- [SET EXERCISE]: Keep the pictures out and restate every record exactly.

- [PROVIDED INFORMATION]:
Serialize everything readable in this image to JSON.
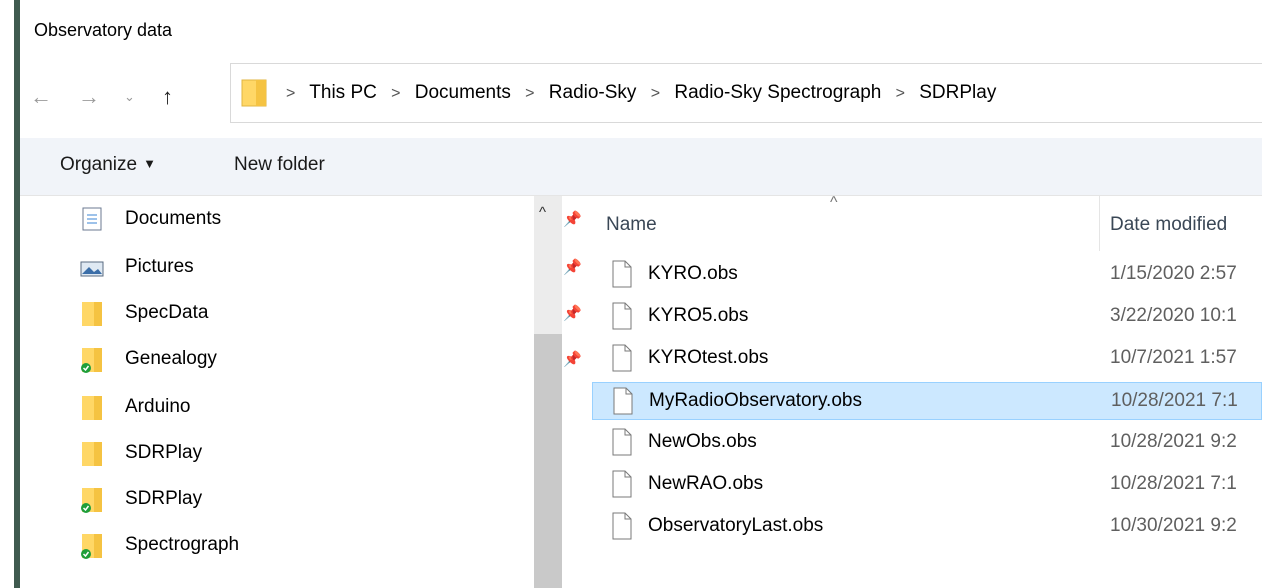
{
  "window": {
    "title": "Observatory data"
  },
  "nav": {
    "back_icon": "arrow-left",
    "forward_icon": "arrow-right",
    "recent_icon": "chevron-down",
    "up_icon": "arrow-up",
    "breadcrumbs": [
      "This PC",
      "Documents",
      "Radio-Sky",
      "Radio-Sky Spectrograph",
      "SDRPlay"
    ]
  },
  "toolbar": {
    "organize_label": "Organize",
    "new_folder_label": "New folder"
  },
  "tree": {
    "items": [
      {
        "label": "Documents",
        "icon": "documents-icon",
        "pinned": true
      },
      {
        "label": "Pictures",
        "icon": "pictures-icon",
        "pinned": true
      },
      {
        "label": "SpecData",
        "icon": "folder-icon",
        "pinned": true
      },
      {
        "label": "Genealogy",
        "icon": "folder-synced-icon",
        "pinned": true
      },
      {
        "label": "Arduino",
        "icon": "folder-icon",
        "pinned": false
      },
      {
        "label": "SDRPlay",
        "icon": "folder-icon",
        "pinned": false
      },
      {
        "label": "SDRPlay",
        "icon": "folder-synced-icon",
        "pinned": false
      },
      {
        "label": "Spectrograph",
        "icon": "folder-synced-icon",
        "pinned": false
      }
    ]
  },
  "files": {
    "columns": {
      "name": "Name",
      "date": "Date modified"
    },
    "rows": [
      {
        "name": "KYRO.obs",
        "date": "1/15/2020 2:57",
        "selected": false
      },
      {
        "name": "KYRO5.obs",
        "date": "3/22/2020 10:1",
        "selected": false
      },
      {
        "name": "KYROtest.obs",
        "date": "10/7/2021 1:57",
        "selected": false
      },
      {
        "name": "MyRadioObservatory.obs",
        "date": "10/28/2021 7:1",
        "selected": true
      },
      {
        "name": "NewObs.obs",
        "date": "10/28/2021 9:2",
        "selected": false
      },
      {
        "name": "NewRAO.obs",
        "date": "10/28/2021 7:1",
        "selected": false
      },
      {
        "name": "ObservatoryLast.obs",
        "date": "10/30/2021 9:2",
        "selected": false
      }
    ]
  },
  "colors": {
    "selection": "#cce8ff",
    "toolbar_bg": "#f1f4f9",
    "folder": "#ffd766"
  }
}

- [TASK ANSWER]:
Serialize everything readable in this image to JSON.
{
  "window": {
    "title": "Observatory data"
  },
  "nav": {
    "back_icon": "arrow-left",
    "forward_icon": "arrow-right",
    "recent_icon": "chevron-down",
    "up_icon": "arrow-up",
    "breadcrumbs": [
      "This PC",
      "Documents",
      "Radio-Sky",
      "Radio-Sky Spectrograph",
      "SDRPlay"
    ]
  },
  "toolbar": {
    "organize_label": "Organize",
    "new_folder_label": "New folder"
  },
  "tree": {
    "items": [
      {
        "label": "Documents",
        "icon": "documents-icon",
        "pinned": true
      },
      {
        "label": "Pictures",
        "icon": "pictures-icon",
        "pinned": true
      },
      {
        "label": "SpecData",
        "icon": "folder-icon",
        "pinned": true
      },
      {
        "label": "Genealogy",
        "icon": "folder-synced-icon",
        "pinned": true
      },
      {
        "label": "Arduino",
        "icon": "folder-icon",
        "pinned": false
      },
      {
        "label": "SDRPlay",
        "icon": "folder-icon",
        "pinned": false
      },
      {
        "label": "SDRPlay",
        "icon": "folder-synced-icon",
        "pinned": false
      },
      {
        "label": "Spectrograph",
        "icon": "folder-synced-icon",
        "pinned": false
      }
    ]
  },
  "files": {
    "columns": {
      "name": "Name",
      "date": "Date modified"
    },
    "rows": [
      {
        "name": "KYRO.obs",
        "date": "1/15/2020 2:57",
        "selected": false
      },
      {
        "name": "KYRO5.obs",
        "date": "3/22/2020 10:1",
        "selected": false
      },
      {
        "name": "KYROtest.obs",
        "date": "10/7/2021 1:57",
        "selected": false
      },
      {
        "name": "MyRadioObservatory.obs",
        "date": "10/28/2021 7:1",
        "selected": true
      },
      {
        "name": "NewObs.obs",
        "date": "10/28/2021 9:2",
        "selected": false
      },
      {
        "name": "NewRAO.obs",
        "date": "10/28/2021 7:1",
        "selected": false
      },
      {
        "name": "ObservatoryLast.obs",
        "date": "10/30/2021 9:2",
        "selected": false
      }
    ]
  },
  "colors": {
    "selection": "#cce8ff",
    "toolbar_bg": "#f1f4f9",
    "folder": "#ffd766"
  }
}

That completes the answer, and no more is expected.